___ SUPPLIED INFORMATION ___
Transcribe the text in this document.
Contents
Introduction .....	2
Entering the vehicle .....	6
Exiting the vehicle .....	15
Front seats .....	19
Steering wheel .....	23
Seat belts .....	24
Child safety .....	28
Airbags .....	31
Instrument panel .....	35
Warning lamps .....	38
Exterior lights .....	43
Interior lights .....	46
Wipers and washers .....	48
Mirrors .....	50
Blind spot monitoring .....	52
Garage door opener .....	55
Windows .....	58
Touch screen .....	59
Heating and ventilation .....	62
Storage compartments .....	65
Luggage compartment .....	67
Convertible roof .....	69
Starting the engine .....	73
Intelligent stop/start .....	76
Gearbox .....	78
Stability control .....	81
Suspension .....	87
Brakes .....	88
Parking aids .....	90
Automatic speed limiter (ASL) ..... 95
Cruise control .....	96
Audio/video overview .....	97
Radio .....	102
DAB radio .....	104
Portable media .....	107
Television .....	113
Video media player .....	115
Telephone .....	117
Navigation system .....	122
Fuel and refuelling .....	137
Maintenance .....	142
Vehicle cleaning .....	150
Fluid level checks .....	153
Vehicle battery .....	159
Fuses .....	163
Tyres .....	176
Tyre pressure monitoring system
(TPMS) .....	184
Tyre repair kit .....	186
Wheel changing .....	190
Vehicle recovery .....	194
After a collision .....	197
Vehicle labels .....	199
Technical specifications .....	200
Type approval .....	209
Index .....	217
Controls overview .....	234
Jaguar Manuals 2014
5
___
_YOUR TASK:_ Copy all the entries verbatim.

_SOLVED EXERCISE:_
Transcribe the text in this document.
Contents
Introduction .....	2
Entering the vehicle .....	6
Exiting the vehicle .....	15
Front seats .....	19
Steering wheel .....	23
Seat belts .....	24
Child safety .....	28
Airbags .....	31
Instrument panel .....	35
Warning lamps .....	38
Exterior lights .....	43
Interior lights .....	46
Wipers and washers .....	48
Mirrors .....	50
Blind spot monitoring .....	52
Garage door opener .....	55
Windows .....	58
Touch screen .....	59
Heating and ventilation .....	62
Storage compartments .....	65
Luggage compartment .....	67
Convertible roof .....	69
Starting the engine .....	73
Intelligent stop/start .....	76
Gearbox .....	78
Stability control .....	81
Suspension .....	87
Brakes .....	88
Parking aids .....	90
Automatic speed limiter (ASL) ..... 95
Cruise control .....	96
Audio/video overview .....	97
Radio .....	102
DAB radio .....	104
Portable media .....	107
Television .....	113
Video media player .....	115
Telephone .....	117
Navigation system .....	122
Fuel and refuelling .....	137
Maintenance .....	142
Vehicle cleaning .....	150
Fluid level checks .....	153
Vehicle battery .....	159
Fuses .....	163
Tyres .....	176
Tyre pressure monitoring system
(TPMS) .....	184
Tyre repair kit .....	186
Wheel changing .....	190
Vehicle recovery .....	194
After a collision .....	197
Vehicle labels .....	199
Technical specifications .....	200
Type approval .....	209
Index .....	217
Controls overview .....	234
Jaguar Manuals 2014
5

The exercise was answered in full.